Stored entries

<<<<

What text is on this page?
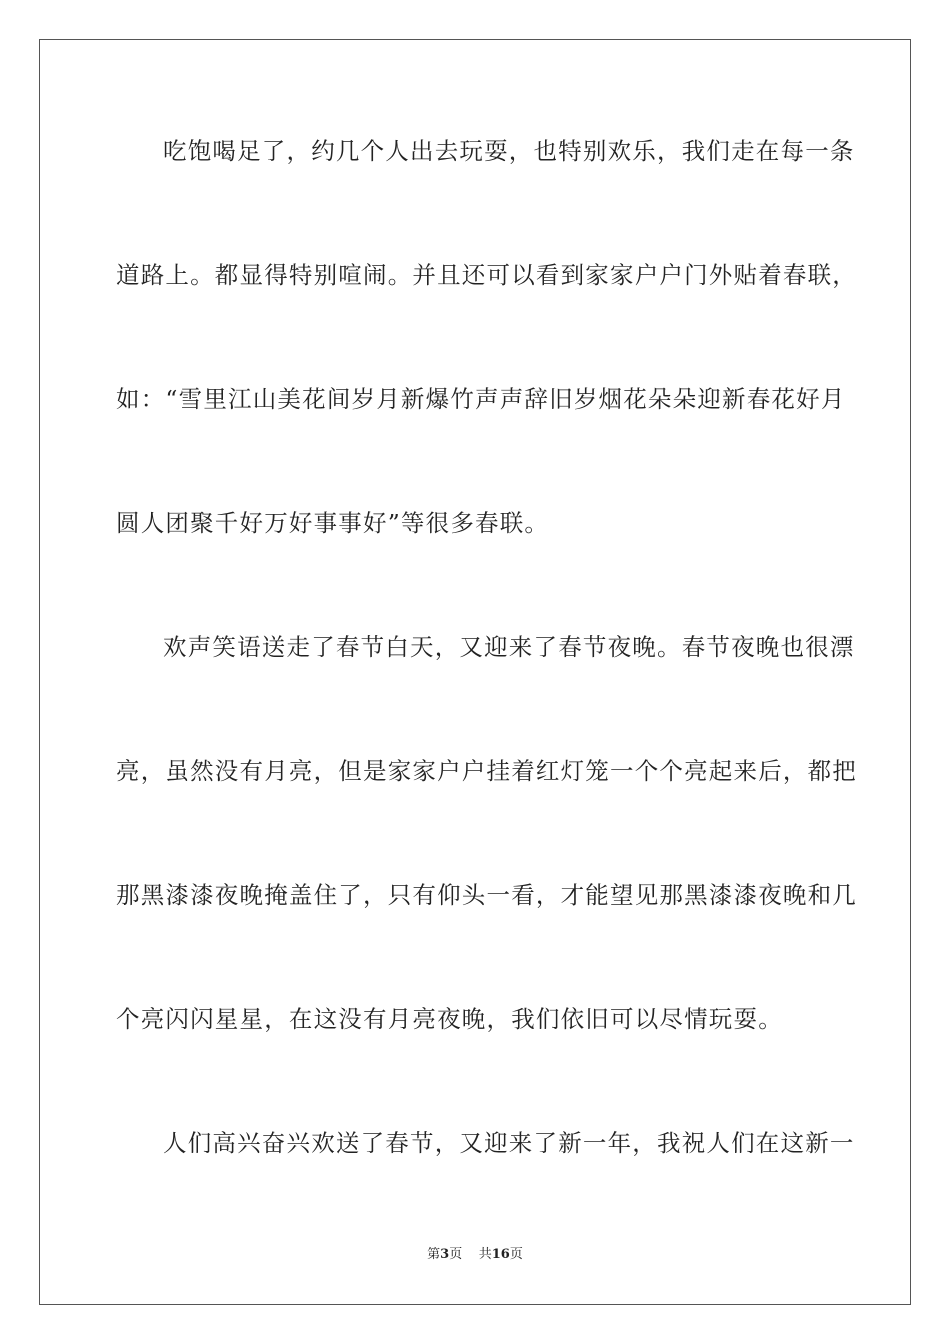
吃饱喝足了，约几个人出去玩耍，也特别欢乐，我们走在每一条
道路上。都显得特别喧闹。并且还可以看到家家户户门外贴着春联，
如：“雪里江山美花间岁月新爆竹声声辞旧岁烟花朵朵迎新春花好月
圆人团聚千好万好事事好”等很多春联。
欢声笑语送走了春节白天，又迎来了春节夜晚。春节夜晚也很漂
亮，虽然没有月亮，但是家家户户挂着红灯笼一个个亮起来后，都把
那黑漆漆夜晚掩盖住了，只有仰头一看，才能望见那黑漆漆夜晚和几
个亮闪闪星星，在这没有月亮夜晚，我们依旧可以尽情玩耍。
人们高兴奋兴欢送了春节，又迎来了新一年，我祝人们在这新一
第3页 共16页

>>>>

**Problem requirements**
Write out all the entries word for word, but skip any images.

**Correct output**
What text is on this page?
吃饱喝足了，约几个人出去玩耍，也特别欢乐，我们走在每一条
道路上。都显得特别喧闹。并且还可以看到家家户户门外贴着春联，
如：“雪里江山美花间岁月新爆竹声声辞旧岁烟花朵朵迎新春花好月
圆人团聚千好万好事事好”等很多春联。
欢声笑语送走了春节白天，又迎来了春节夜晚。春节夜晚也很漂
亮，虽然没有月亮，但是家家户户挂着红灯笼一个个亮起来后，都把
那黑漆漆夜晚掩盖住了，只有仰头一看，才能望见那黑漆漆夜晚和几
个亮闪闪星星，在这没有月亮夜晚，我们依旧可以尽情玩耍。
人们高兴奋兴欢送了春节，又迎来了新一年，我祝人们在这新一
第3页 共16页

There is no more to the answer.